# DATA TO USE:
* start *
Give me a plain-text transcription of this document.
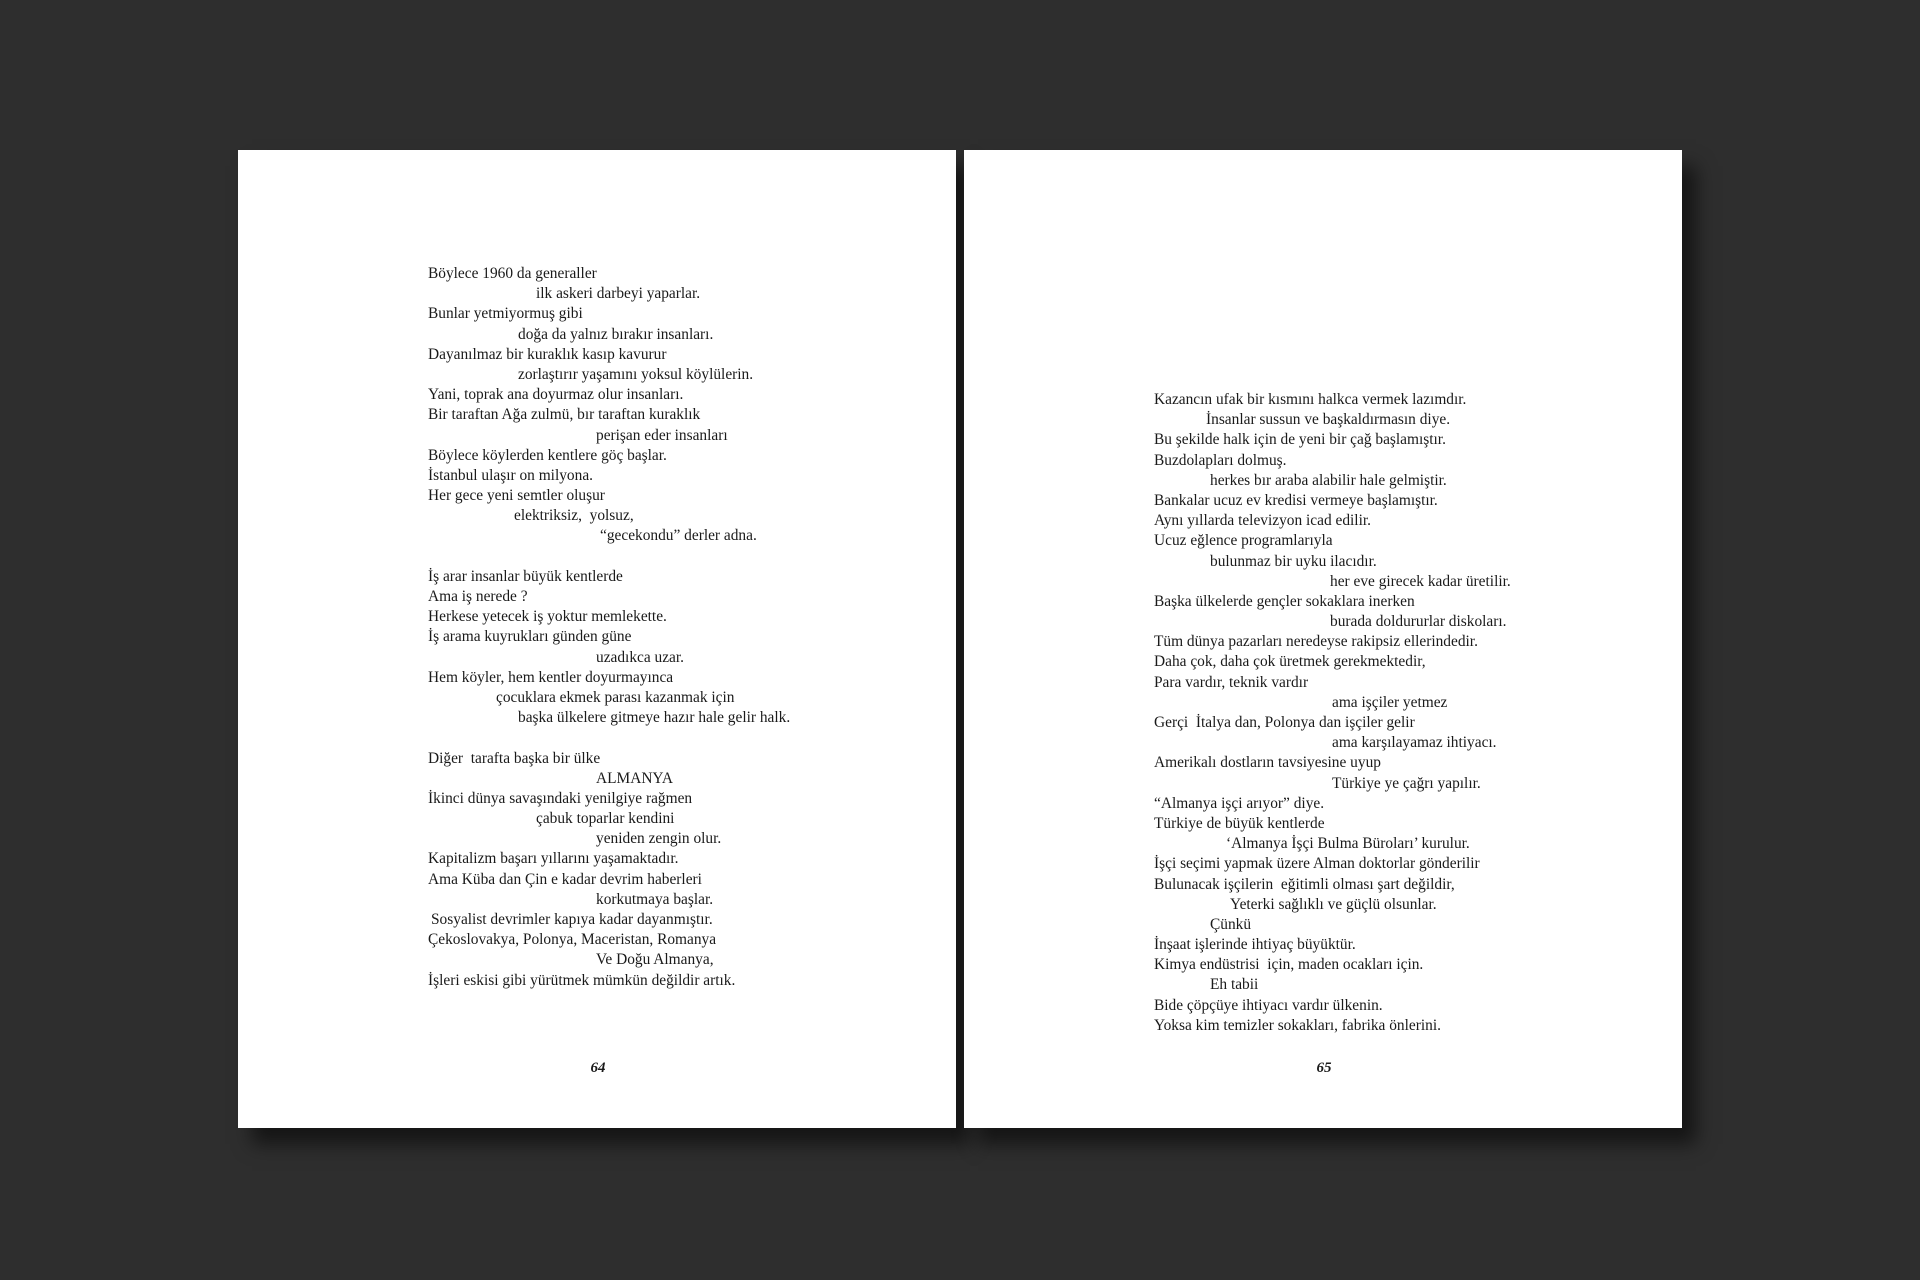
Böylece 1960 da generaller
ilk askeri darbeyi yaparlar.
Bunlar yetmiyormuş gibi
doğa da yalnız bırakır insanları.
Dayanılmaz bir kuraklık kasıp kavurur
zorlaştırır yaşamını yoksul köylülerin.
Yani, toprak ana doyurmaz olur insanları.
Bir taraftan Ağa zulmü, bır taraftan kuraklık
perişan eder insanları
Böylece köylerden kentlere göç başlar.
İstanbul ulaşır on milyona.
Her gece yeni semtler oluşur
elektriksiz,  yolsuz,
“gecekondu” derler adna.
İş arar insanlar büyük kentlerde
Ama iş nerede ?
Herkese yetecek iş yoktur memlekette.
İş arama kuyrukları günden güne
uzadıkca uzar.
Hem köyler, hem kentler doyurmayınca
çocuklara ekmek parası kazanmak için
başka ülkelere gitmeye hazır hale gelir halk.
Diğer  tarafta başka bir ülke
ALMANYA
İkinci dünya savaşındaki yenilgiye rağmen
çabuk toparlar kendini
yeniden zengin olur.
Kapitalizm başarı yıllarını yaşamaktadır.
Ama Küba dan Çin e kadar devrim haberleri
korkutmaya başlar.
Sosyalist devrimler kapıya kadar dayanmıştır.
Çekoslovakya, Polonya, Maceristan, Romanya
Ve Doğu Almanya,
İşleri eskisi gibi yürütmek mümkün değildir artık.
64
Kazancın ufak bir kısmını halkca vermek lazımdır.
İnsanlar sussun ve başkaldırmasın diye.
Bu şekilde halk için de yeni bir çağ başlamıştır.
Buzdolapları dolmuş.
herkes bır araba alabilir hale gelmiştir.
Bankalar ucuz ev kredisi vermeye başlamıştır.
Aynı yıllarda televizyon icad edilir.
Ucuz eğlence programlarıyla
bulunmaz bir uyku ilacıdır.
her eve girecek kadar üretilir.
Başka ülkelerde gençler sokaklara inerken
burada doldururlar diskoları.
Tüm dünya pazarları neredeyse rakipsiz ellerindedir.
Daha çok, daha çok üretmek gerekmektedir,
Para vardır, teknik vardır
ama işçiler yetmez
Gerçi  İtalya dan, Polonya dan işçiler gelir
ama karşılayamaz ihtiyacı.
Amerikalı dostların tavsiyesine uyup
Türkiye ye çağrı yapılır.
“Almanya işçi arıyor” diye.
Türkiye de büyük kentlerde
‘Almanya İşçi Bulma Büroları’ kurulur.
İşçi seçimi yapmak üzere Alman doktorlar gönderilir
Bulunacak işçilerin  eğitimli olması şart değildir,
Yeterki sağlıklı ve güçlü olsunlar.
Çünkü
İnşaat işlerinde ihtiyaç büyüktür.
Kimya endüstrisi  için, maden ocakları için.
Eh tabii
Bide çöpçüye ihtiyacı vardır ülkenin.
Yoksa kim temizler sokakları, fabrika önlerini.
65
* end *
# STATED EXERCISE:
Pick each line holding the word "insanları" out of the listing.

# COMPLETE RESPONSE:
doğa da yalnız bırakır insanları.
Yani, toprak ana doyurmaz olur insanları.
perişan eder insanları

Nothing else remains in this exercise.